Dataset rows
-----

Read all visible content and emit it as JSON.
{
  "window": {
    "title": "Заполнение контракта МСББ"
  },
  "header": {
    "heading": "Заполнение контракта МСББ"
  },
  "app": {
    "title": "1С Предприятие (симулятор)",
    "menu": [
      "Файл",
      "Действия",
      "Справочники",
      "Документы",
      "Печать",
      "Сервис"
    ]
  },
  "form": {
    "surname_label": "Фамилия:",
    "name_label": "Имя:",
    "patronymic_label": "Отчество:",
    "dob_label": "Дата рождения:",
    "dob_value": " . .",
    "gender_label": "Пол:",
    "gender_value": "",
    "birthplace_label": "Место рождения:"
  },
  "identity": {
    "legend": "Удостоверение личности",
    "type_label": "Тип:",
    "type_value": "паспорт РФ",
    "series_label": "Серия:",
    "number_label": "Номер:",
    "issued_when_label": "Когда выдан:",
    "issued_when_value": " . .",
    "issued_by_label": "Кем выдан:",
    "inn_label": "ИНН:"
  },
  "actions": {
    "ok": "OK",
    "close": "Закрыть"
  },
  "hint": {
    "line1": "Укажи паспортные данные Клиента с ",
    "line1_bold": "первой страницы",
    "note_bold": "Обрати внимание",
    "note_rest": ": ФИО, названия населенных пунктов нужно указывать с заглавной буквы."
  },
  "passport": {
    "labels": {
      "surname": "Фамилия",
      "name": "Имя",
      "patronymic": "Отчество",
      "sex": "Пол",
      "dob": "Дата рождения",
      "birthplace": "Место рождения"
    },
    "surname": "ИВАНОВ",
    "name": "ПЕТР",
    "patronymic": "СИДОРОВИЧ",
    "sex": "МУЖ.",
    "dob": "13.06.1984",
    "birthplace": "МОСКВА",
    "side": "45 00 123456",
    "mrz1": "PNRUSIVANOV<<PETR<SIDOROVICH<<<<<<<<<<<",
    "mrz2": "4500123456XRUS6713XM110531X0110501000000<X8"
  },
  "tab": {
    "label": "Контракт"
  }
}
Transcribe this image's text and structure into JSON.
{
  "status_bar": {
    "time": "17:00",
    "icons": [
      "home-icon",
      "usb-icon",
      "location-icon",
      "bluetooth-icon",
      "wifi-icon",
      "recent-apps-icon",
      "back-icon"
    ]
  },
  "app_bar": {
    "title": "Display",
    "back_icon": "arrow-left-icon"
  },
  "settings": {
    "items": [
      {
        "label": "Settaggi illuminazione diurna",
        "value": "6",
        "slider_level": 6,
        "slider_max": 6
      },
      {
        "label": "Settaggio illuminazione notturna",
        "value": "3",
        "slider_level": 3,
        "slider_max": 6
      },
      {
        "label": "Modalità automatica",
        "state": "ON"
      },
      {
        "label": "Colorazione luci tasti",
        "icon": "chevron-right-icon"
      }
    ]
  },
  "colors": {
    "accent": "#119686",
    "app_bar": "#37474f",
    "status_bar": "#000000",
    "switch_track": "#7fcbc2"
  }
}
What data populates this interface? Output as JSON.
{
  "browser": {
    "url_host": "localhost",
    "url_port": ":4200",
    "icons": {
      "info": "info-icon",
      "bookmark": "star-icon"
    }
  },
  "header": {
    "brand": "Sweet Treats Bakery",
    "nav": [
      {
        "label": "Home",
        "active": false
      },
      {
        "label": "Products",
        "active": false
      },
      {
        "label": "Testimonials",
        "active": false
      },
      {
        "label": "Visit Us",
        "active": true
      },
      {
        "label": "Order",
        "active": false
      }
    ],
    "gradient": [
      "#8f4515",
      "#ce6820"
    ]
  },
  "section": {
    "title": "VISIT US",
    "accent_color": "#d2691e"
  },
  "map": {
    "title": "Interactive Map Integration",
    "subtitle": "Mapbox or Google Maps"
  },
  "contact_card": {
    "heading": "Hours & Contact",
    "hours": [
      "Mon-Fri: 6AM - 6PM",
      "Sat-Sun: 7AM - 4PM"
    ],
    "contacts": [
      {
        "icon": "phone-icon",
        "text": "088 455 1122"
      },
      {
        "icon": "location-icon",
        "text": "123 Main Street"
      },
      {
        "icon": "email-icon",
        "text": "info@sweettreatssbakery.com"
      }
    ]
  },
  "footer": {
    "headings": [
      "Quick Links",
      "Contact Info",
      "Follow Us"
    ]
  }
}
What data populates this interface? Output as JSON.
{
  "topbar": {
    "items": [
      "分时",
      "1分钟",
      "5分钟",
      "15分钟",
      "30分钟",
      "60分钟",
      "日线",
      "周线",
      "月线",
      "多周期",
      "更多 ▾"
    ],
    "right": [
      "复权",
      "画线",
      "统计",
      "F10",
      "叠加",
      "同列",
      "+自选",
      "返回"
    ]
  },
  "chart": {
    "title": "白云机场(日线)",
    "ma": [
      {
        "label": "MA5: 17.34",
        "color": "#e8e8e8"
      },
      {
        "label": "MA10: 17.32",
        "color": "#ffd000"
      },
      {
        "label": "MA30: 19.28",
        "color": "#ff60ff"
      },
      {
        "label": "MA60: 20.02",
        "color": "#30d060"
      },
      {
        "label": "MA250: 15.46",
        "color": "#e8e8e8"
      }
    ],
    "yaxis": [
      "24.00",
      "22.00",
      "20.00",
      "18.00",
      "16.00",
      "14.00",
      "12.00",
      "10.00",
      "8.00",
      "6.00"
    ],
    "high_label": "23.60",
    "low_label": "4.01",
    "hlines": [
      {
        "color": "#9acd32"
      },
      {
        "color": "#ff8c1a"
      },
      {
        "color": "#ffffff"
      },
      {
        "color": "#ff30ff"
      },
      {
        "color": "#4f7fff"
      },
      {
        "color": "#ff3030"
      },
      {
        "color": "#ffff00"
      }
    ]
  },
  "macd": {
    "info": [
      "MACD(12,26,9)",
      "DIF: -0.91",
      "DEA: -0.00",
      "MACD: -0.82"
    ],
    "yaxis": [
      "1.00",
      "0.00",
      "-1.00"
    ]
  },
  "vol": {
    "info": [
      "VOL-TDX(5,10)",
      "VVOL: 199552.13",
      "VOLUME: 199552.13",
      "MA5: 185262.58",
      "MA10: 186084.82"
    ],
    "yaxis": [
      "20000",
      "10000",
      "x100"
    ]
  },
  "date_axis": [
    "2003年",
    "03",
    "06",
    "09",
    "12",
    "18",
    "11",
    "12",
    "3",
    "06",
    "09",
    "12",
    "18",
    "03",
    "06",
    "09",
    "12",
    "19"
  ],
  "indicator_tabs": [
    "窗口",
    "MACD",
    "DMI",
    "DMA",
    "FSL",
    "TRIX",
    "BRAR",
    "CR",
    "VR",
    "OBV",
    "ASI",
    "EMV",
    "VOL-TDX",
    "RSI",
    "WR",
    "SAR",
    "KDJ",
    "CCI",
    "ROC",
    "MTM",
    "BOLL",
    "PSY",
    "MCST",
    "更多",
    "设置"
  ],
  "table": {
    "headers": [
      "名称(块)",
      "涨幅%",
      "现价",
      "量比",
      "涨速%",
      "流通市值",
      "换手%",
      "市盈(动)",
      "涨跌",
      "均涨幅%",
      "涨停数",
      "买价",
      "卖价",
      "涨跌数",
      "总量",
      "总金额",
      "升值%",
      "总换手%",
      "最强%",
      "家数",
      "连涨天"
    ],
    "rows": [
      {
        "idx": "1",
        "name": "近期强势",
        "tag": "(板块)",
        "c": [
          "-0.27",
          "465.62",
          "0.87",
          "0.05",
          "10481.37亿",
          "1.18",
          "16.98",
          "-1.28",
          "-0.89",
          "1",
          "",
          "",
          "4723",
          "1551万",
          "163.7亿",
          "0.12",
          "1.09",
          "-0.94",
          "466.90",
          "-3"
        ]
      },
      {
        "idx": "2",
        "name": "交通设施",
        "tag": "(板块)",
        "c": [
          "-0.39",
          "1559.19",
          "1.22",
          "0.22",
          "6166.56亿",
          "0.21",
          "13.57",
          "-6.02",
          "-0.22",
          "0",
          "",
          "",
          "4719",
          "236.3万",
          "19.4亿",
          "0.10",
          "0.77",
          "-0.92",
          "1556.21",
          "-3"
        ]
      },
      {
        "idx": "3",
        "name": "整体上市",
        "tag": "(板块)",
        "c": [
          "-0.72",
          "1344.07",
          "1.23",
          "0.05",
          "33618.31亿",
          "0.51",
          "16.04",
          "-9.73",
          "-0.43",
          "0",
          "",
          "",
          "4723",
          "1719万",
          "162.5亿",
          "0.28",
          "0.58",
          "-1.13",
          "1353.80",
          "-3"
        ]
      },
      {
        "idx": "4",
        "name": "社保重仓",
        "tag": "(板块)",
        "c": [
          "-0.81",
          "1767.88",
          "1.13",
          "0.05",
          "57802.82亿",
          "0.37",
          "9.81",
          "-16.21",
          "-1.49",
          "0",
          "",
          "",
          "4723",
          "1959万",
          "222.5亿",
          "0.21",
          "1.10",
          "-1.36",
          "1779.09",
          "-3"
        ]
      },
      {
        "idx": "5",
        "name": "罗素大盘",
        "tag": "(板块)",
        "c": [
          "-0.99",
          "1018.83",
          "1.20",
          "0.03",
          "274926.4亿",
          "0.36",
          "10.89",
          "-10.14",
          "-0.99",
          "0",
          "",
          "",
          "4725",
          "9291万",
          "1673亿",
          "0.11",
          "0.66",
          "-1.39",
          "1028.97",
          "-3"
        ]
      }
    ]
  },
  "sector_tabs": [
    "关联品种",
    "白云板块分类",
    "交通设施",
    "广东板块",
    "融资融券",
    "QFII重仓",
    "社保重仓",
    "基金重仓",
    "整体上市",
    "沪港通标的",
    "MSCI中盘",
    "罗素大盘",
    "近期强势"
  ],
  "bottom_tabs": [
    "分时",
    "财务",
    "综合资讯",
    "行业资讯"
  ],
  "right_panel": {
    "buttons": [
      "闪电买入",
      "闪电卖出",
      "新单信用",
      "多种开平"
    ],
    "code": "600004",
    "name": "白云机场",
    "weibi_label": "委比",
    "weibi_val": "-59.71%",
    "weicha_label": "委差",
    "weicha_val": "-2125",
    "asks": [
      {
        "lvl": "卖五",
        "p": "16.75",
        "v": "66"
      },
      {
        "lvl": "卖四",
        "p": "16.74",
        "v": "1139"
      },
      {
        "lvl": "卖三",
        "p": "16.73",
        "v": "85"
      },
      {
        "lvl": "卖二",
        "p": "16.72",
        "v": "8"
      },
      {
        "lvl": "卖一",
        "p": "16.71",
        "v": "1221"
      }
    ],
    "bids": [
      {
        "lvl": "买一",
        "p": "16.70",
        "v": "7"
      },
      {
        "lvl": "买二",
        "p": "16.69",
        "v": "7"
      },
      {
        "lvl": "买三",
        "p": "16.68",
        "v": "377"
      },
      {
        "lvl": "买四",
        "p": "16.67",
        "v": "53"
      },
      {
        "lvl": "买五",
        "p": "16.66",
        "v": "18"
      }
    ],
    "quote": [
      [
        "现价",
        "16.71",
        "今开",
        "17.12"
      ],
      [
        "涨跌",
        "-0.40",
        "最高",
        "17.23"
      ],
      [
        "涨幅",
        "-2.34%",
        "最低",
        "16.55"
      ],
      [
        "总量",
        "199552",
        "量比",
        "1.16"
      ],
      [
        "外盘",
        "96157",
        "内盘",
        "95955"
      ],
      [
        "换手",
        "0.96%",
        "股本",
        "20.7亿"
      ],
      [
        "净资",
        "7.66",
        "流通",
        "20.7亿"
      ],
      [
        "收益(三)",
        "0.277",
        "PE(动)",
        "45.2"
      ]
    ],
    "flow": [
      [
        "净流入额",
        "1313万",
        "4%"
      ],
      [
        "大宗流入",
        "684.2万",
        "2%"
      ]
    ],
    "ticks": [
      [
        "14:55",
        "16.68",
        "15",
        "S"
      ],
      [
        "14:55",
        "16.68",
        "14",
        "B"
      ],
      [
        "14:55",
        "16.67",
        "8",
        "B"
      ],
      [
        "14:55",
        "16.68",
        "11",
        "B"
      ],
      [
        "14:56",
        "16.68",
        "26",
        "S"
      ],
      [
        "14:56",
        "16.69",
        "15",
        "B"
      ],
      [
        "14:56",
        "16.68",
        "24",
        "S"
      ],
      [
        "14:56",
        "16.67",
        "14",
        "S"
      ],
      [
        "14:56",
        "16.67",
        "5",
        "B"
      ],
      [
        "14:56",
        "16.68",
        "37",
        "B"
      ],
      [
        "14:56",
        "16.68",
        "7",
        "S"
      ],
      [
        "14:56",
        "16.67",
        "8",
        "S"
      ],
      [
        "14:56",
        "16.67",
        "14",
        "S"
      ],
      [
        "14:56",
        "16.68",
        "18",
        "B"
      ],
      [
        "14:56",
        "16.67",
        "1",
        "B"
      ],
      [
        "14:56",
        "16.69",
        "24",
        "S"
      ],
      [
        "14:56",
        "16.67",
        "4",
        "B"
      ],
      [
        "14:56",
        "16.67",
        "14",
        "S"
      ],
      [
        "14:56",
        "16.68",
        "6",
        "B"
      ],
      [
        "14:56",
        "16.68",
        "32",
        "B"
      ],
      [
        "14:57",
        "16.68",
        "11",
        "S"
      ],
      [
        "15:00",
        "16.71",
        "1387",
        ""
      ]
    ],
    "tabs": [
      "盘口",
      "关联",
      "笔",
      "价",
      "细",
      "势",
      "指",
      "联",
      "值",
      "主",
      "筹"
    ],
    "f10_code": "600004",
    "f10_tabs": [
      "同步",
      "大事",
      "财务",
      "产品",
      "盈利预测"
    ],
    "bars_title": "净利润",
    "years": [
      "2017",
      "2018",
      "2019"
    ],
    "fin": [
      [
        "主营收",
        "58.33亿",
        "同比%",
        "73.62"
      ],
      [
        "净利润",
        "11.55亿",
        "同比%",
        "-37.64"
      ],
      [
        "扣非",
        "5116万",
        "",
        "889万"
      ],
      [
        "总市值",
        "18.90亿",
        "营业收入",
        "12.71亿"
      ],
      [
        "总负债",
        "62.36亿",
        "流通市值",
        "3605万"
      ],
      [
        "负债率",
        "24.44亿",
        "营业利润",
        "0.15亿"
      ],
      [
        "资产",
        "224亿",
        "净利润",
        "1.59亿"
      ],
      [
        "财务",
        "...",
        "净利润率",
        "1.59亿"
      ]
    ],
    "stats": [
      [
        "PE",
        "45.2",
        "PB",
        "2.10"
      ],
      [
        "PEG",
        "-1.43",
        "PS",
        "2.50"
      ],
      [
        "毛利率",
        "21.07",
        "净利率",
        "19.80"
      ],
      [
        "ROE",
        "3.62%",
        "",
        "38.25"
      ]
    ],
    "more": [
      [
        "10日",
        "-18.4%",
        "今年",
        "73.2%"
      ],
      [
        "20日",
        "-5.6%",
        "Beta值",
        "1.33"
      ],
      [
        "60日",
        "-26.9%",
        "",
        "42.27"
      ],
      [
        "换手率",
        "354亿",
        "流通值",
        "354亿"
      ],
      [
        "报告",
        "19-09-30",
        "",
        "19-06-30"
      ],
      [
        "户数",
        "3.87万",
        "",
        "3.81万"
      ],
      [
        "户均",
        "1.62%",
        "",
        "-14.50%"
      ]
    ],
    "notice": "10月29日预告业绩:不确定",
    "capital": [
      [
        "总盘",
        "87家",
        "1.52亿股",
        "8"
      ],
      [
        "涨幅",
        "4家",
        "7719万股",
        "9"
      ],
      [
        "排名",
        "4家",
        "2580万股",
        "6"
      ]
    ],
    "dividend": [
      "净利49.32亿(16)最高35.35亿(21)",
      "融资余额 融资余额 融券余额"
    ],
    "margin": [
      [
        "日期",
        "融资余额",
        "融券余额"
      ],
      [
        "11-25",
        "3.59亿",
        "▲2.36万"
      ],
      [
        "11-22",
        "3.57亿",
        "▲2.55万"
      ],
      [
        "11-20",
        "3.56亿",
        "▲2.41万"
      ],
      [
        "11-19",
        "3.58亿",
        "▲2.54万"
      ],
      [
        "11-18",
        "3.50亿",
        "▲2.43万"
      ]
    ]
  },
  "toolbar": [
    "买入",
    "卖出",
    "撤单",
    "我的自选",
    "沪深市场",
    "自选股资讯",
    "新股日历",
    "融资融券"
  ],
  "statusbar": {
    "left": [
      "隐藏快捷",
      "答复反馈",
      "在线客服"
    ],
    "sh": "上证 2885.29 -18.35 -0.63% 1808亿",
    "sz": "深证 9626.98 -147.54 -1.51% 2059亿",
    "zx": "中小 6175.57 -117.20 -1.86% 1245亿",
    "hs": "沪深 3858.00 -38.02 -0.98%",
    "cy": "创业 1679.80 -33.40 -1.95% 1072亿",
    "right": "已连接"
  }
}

-----

■ PROBLEM TO WORK ON ■
Go through the entries above and copy every line containing "Заполнение".

■ SOLUTION BELOW ■
    "title": "Заполнение контракта МСББ"
    "heading": "Заполнение контракта МСББ"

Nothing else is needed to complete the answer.